◆ Your goal ◆
Every record must be transcribed in its entirety, apart from the images, which are to be omitted.

◆ Data supplied ◆
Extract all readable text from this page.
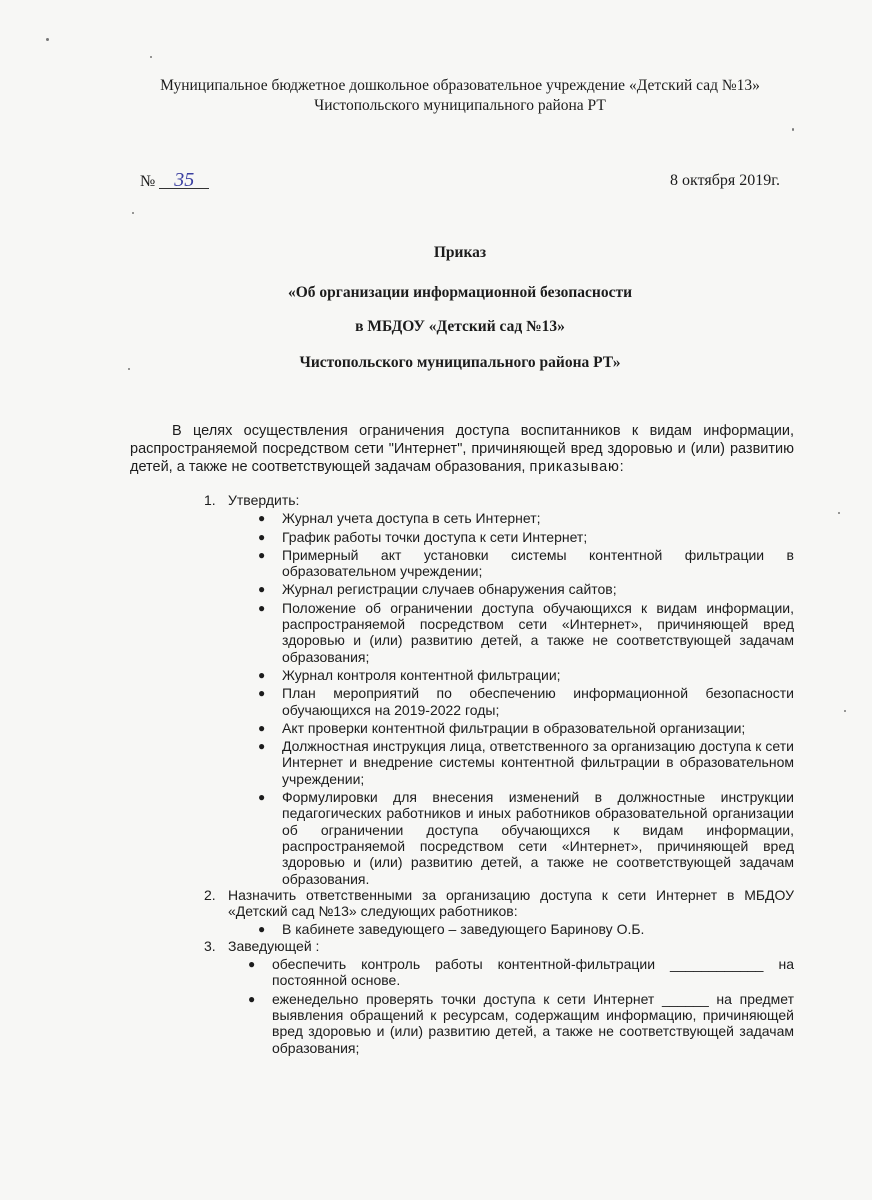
Муниципальное бюджетное дошкольное образовательное учреждение «Детский сад №13»
Чистопольского муниципального района РТ
№ 35	8 октября 2019г.
Приказ
«Об организации информационной безопасности
в МБДОУ «Детский сад №13»
Чистопольского муниципального района РТ»
В целях осуществления ограничения доступа воспитанников к видам информации, распространяемой посредством сети "Интернет", причиняющей вред здоровью и (или) развитию детей, а также не соответствующей задачам образования, приказываю:
1. Утвердить:
● Журнал учета доступа в сеть Интернет;
● График работы точки доступа к сети Интернет;
● Примерный акт установки системы контентной фильтрации в образовательном учреждении;
● Журнал регистрации случаев обнаружения сайтов;
● Положение об ограничении доступа обучающихся к видам информации, распространяемой посредством сети «Интернет», причиняющей вред здоровью и (или) развитию детей, а также не соответствующей задачам образования;
● Журнал контроля контентной фильтрации;
● План мероприятий по обеспечению информационной безопасности обучающихся на 2019-2022 годы;
● Акт проверки контентной фильтрации в образовательной организации;
● Должностная инструкция лица, ответственного за организацию доступа к сети Интернет и внедрение системы контентной фильтрации в образовательном учреждении;
● Формулировки для внесения изменений в должностные инструкции педагогических работников и иных работников образовательной организации об ограничении доступа обучающихся к видам информации, распространяемой посредством сети «Интернет», причиняющей вред здоровью и (или) развитию детей, а также не соответствующей задачам образования.
2. Назначить ответственными за организацию доступа к сети Интернет в МБДОУ «Детский сад №13» следующих работников:
● В кабинете заведующего – заведующего Баринову О.Б.
3. Заведующей :
● обеспечить контроль работы контентной-фильтрации ____________ на постоянной основе.
● еженедельно проверять точки доступа к сети Интернет ______ на предмет выявления обращений к ресурсам, содержащим информацию, причиняющей вред здоровью и (или) развитию детей, а также не соответствующей задачам образования;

◆ Task solution ◆
Extract all readable text from this page.
Муниципальное бюджетное дошкольное образовательное учреждение «Детский сад №13»
Чистопольского муниципального района РТ
№ 35	8 октября 2019г.
Приказ
«Об организации информационной безопасности
в МБДОУ «Детский сад №13»
Чистопольского муниципального района РТ»
В целях осуществления ограничения доступа воспитанников к видам информации, распространяемой посредством сети "Интернет", причиняющей вред здоровью и (или) развитию детей, а также не соответствующей задачам образования, приказываю:
1. Утвердить:
● Журнал учета доступа в сеть Интернет;
● График работы точки доступа к сети Интернет;
● Примерный акт установки системы контентной фильтрации в образовательном учреждении;
● Журнал регистрации случаев обнаружения сайтов;
● Положение об ограничении доступа обучающихся к видам информации, распространяемой посредством сети «Интернет», причиняющей вред здоровью и (или) развитию детей, а также не соответствующей задачам образования;
● Журнал контроля контентной фильтрации;
● План мероприятий по обеспечению информационной безопасности обучающихся на 2019-2022 годы;
● Акт проверки контентной фильтрации в образовательной организации;
● Должностная инструкция лица, ответственного за организацию доступа к сети Интернет и внедрение системы контентной фильтрации в образовательном учреждении;
● Формулировки для внесения изменений в должностные инструкции педагогических работников и иных работников образовательной организации об ограничении доступа обучающихся к видам информации, распространяемой посредством сети «Интернет», причиняющей вред здоровью и (или) развитию детей, а также не соответствующей задачам образования.
2. Назначить ответственными за организацию доступа к сети Интернет в МБДОУ «Детский сад №13» следующих работников:
● В кабинете заведующего – заведующего Баринову О.Б.
3. Заведующей :
● обеспечить контроль работы контентной-фильтрации ____________ на постоянной основе.
● еженедельно проверять точки доступа к сети Интернет ______ на предмет выявления обращений к ресурсам, содержащим информацию, причиняющей вред здоровью и (или) развитию детей, а также не соответствующей задачам образования;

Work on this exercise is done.